# [Task brief]
Repeat the records below exactly, leaving out every picture.

# [Given entries]
═══

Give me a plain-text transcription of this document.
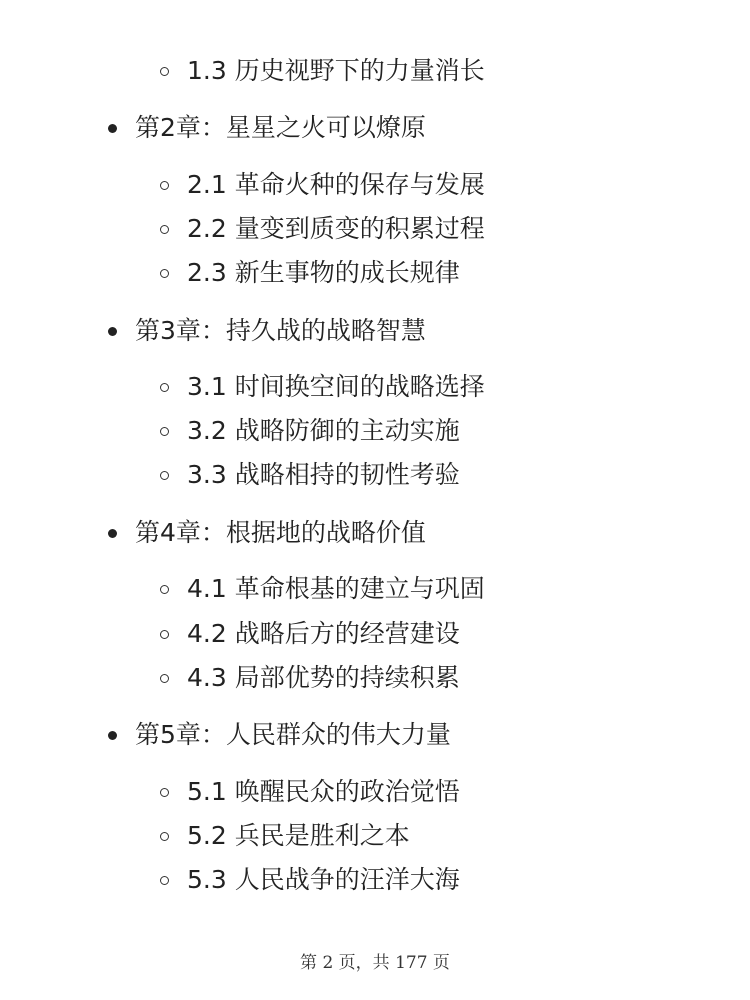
1.3 历史视野下的力量消长
第2章：星星之火可以燎原
2.1 革命火种的保存与发展
2.2 量变到质变的积累过程
2.3 新生事物的成长规律
第3章：持久战的战略智慧
3.1 时间换空间的战略选择
3.2 战略防御的主动实施
3.3 战略相持的韧性考验
第4章：根据地的战略价值
4.1 革命根基的建立与巩固
4.2 战略后方的经营建设
4.3 局部优势的持续积累
第5章：人民群众的伟大力量
5.1 唤醒民众的政治觉悟
5.2 兵民是胜利之本
5.3 人民战争的汪洋大海
第 2 页，共 177 页
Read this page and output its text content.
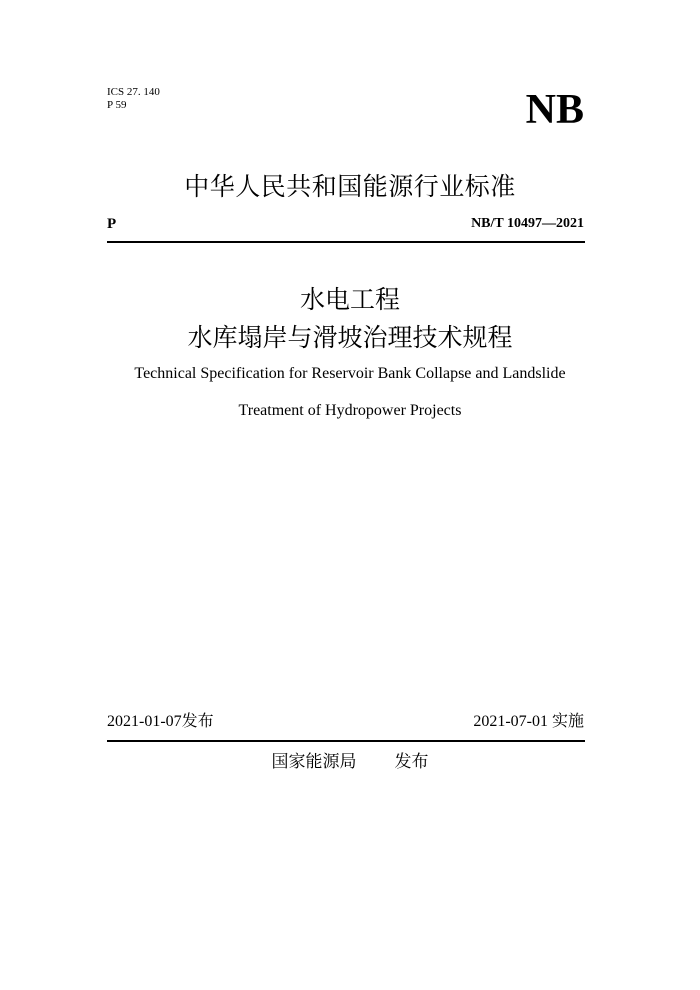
ICS 27. 140
P 59	NB
中华人民共和国能源行业标准
P	NB/T 10497—2021
水电工程
水库塌岸与滑坡治理技术规程
Technical Specification for Reservoir Bank Collapse and Landslide
Treatment of Hydropower Projects
2021-01-07发布	2021-07-01 实施
国家能源局 发布
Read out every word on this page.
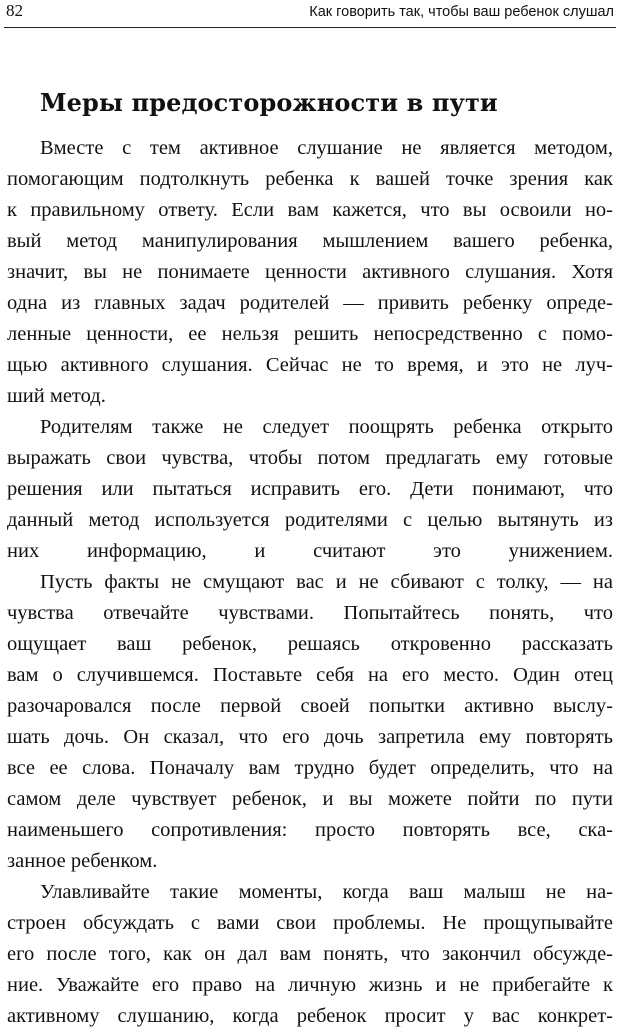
82	Как говорить так, чтобы ваш ребенок слушал
Меры предосторожности в пути
Вместе с тем активное слушание не является методом,
помогающим подтолкнуть ребенка к вашей точке зрения как
к правильному ответу. Если вам кажется, что вы освоили но-
вый метод манипулирования мышлением вашего ребенка,
значит, вы не понимаете ценности активного слушания. Хотя
одна из главных задач родителей — привить ребенку опреде-
ленные ценности, ее нельзя решить непосредственно с помо-
щью активного слушания. Сейчас не то время, и это не луч-
ший метод.
Родителям также не следует поощрять ребенка открыто
выражать свои чувства, чтобы потом предлагать ему готовые
решения или пытаться исправить его. Дети понимают, что
данный метод используется родителями с целью вытянуть из
них информацию, и считают это унижением.
Пусть факты не смущают вас и не сбивают с толку, — на
чувства отвечайте чувствами. Попытайтесь понять, что
ощущает ваш ребенок, решаясь откровенно рассказать
вам о случившемся. Поставьте себя на его место. Один отец
разочаровался после первой своей попытки активно выслу-
шать дочь. Он сказал, что его дочь запретила ему повторять
все ее слова. Поначалу вам трудно будет определить, что на
самом деле чувствует ребенок, и вы можете пойти по пути
наименьшего сопротивления: просто повторять все, ска-
занное ребенком.
Улавливайте такие моменты, когда ваш малыш не на-
строен обсуждать с вами свои проблемы. Не прощупывайте
его после того, как он дал вам понять, что закончил обсужде-
ние. Уважайте его право на личную жизнь и не прибегайте к
активному слушанию, когда ребенок просит у вас конкрет-
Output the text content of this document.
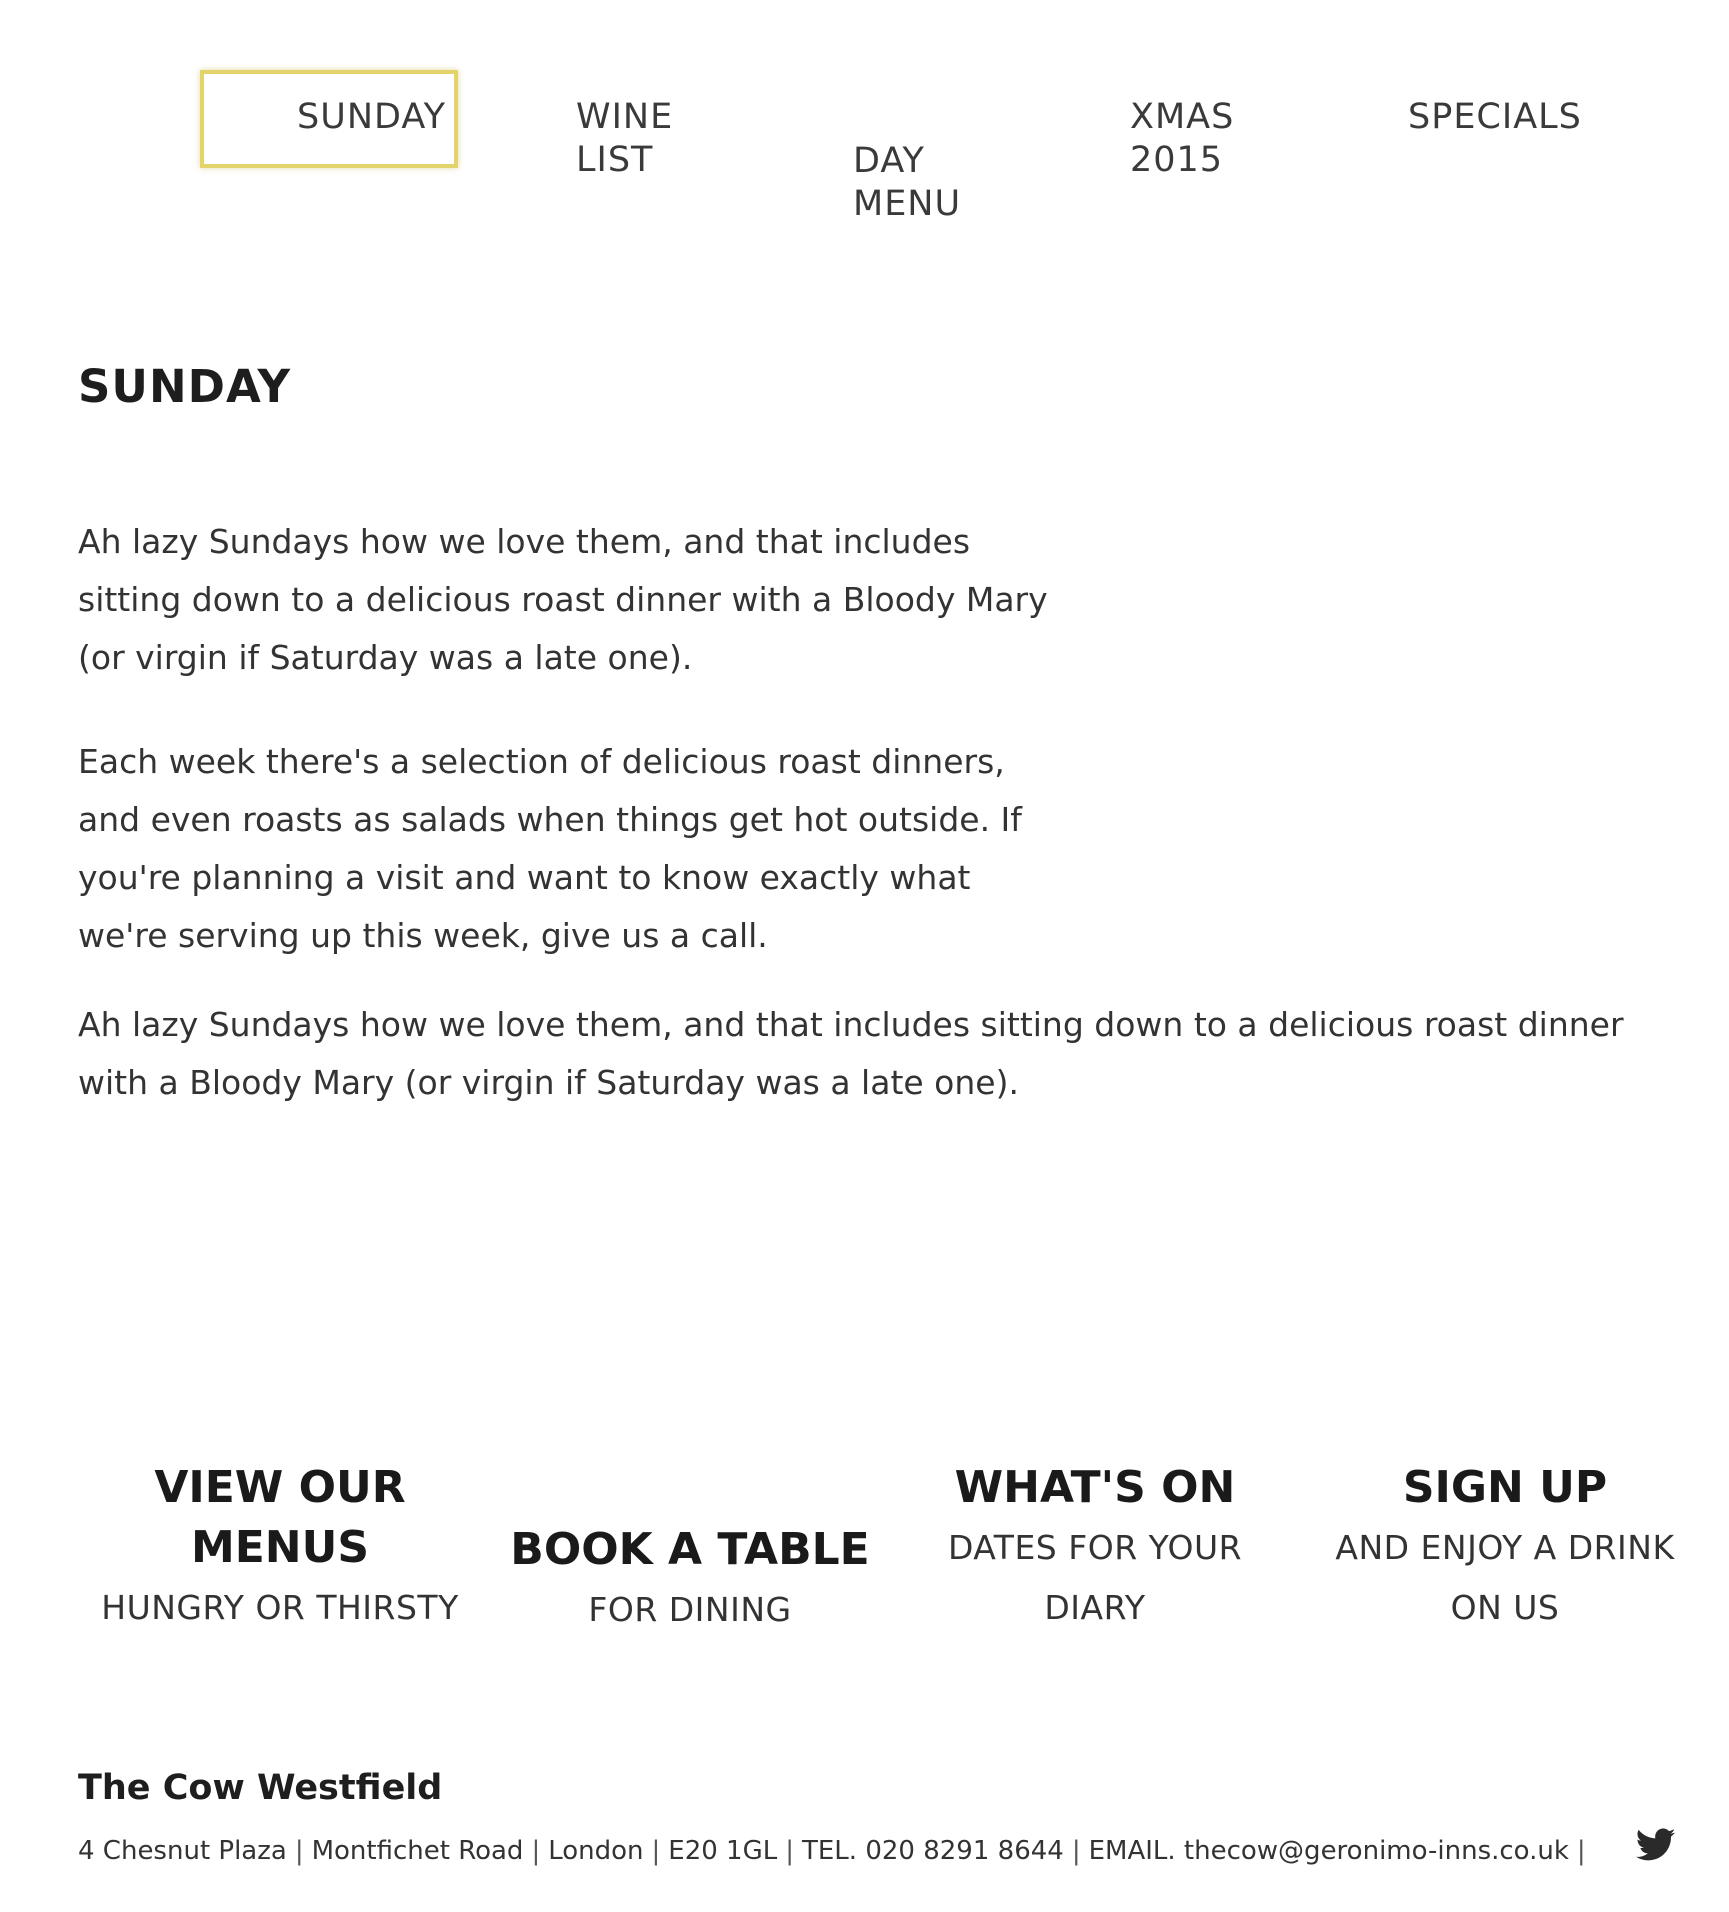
SUNDAY	WINE
LIST	DAY
MENU
XMAS
2015
SPECIALS
SUNDAY

Ah lazy Sundays how we love them, and that includes
sitting down to a delicious roast dinner with a Bloody Mary
(or virgin if Saturday was a late one).

Each week there's a selection of delicious roast dinners,
and even roasts as salads when things get hot outside. If
you're planning a visit and want to know exactly what
we're serving up this week, give us a call.

Ah lazy Sundays how we love them, and that includes sitting down to a delicious roast dinner
with a Bloody Mary (or virgin if Saturday was a late one).

VIEW OUR
MENUS
HUNGRY OR THIRSTY
BOOK A TABLE
FOR DINING
WHAT'S ON
DATES FOR YOUR
DIARY
SIGN UP
AND ENJOY A DRINK
ON US
The Cow Westfield
4 Chesnut Plaza | Montfichet Road | London | E20 1GL | TEL. 020 8291 8644 | EMAIL. thecow@geronimo-inns.co.uk |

═══

# [Solution for this problem]
Give me a plain-text transcription of this document.
1.3 历史视野下的力量消长
第2章：星星之火可以燎原
2.1 革命火种的保存与发展
2.2 量变到质变的积累过程
2.3 新生事物的成长规律
第3章：持久战的战略智慧
3.1 时间换空间的战略选择
3.2 战略防御的主动实施
3.3 战略相持的韧性考验
第4章：根据地的战略价值
4.1 革命根基的建立与巩固
4.2 战略后方的经营建设
4.3 局部优势的持续积累
第5章：人民群众的伟大力量
5.1 唤醒民众的政治觉悟
5.2 兵民是胜利之本
5.3 人民战争的汪洋大海
第 2 页，共 177 页
Read this page and output its text content.
ICS 27. 140
P 59	NB
中华人民共和国能源行业标准
P	NB/T 10497—2021
水电工程
水库塌岸与滑坡治理技术规程
Technical Specification for Reservoir Bank Collapse and Landslide
Treatment of Hydropower Projects
2021-01-07发布	2021-07-01 实施
国家能源局 发布
Read out every word on this page.
82	Как говорить так, чтобы ваш ребенок слушал
Меры предосторожности в пути
Вместе с тем активное слушание не является методом,
помогающим подтолкнуть ребенка к вашей точке зрения как
к правильному ответу. Если вам кажется, что вы освоили но-
вый метод манипулирования мышлением вашего ребенка,
значит, вы не понимаете ценности активного слушания. Хотя
одна из главных задач родителей — привить ребенку опреде-
ленные ценности, ее нельзя решить непосредственно с помо-
щью активного слушания. Сейчас не то время, и это не луч-
ший метод.
Родителям также не следует поощрять ребенка открыто
выражать свои чувства, чтобы потом предлагать ему готовые
решения или пытаться исправить его. Дети понимают, что
данный метод используется родителями с целью вытянуть из
них информацию, и считают это унижением.
Пусть факты не смущают вас и не сбивают с толку, — на
чувства отвечайте чувствами. Попытайтесь понять, что
ощущает ваш ребенок, решаясь откровенно рассказать
вам о случившемся. Поставьте себя на его место. Один отец
разочаровался после первой своей попытки активно выслу-
шать дочь. Он сказал, что его дочь запретила ему повторять
все ее слова. Поначалу вам трудно будет определить, что на
самом деле чувствует ребенок, и вы можете пойти по пути
наименьшего сопротивления: просто повторять все, ска-
занное ребенком.
Улавливайте такие моменты, когда ваш малыш не на-
строен обсуждать с вами свои проблемы. Не прощупывайте
его после того, как он дал вам понять, что закончил обсужде-
ние. Уважайте его право на личную жизнь и не прибегайте к
активному слушанию, когда ребенок просит у вас конкрет-
Output the text content of this document.
SUNDAY	WINE
LIST	DAY
MENU
XMAS
2015
SPECIALS
SUNDAY

Ah lazy Sundays how we love them, and that includes
sitting down to a delicious roast dinner with a Bloody Mary
(or virgin if Saturday was a late one).

Each week there's a selection of delicious roast dinners,
and even roasts as salads when things get hot outside. If
you're planning a visit and want to know exactly what
we're serving up this week, give us a call.

Ah lazy Sundays how we love them, and that includes sitting down to a delicious roast dinner
with a Bloody Mary (or virgin if Saturday was a late one).

VIEW OUR
MENUS
HUNGRY OR THIRSTY
BOOK A TABLE
FOR DINING
WHAT'S ON
DATES FOR YOUR
DIARY
SIGN UP
AND ENJOY A DRINK
ON US
The Cow Westfield
4 Chesnut Plaza | Montfichet Road | London | E20 1GL | TEL. 020 8291 8644 | EMAIL. thecow@geronimo-inns.co.uk |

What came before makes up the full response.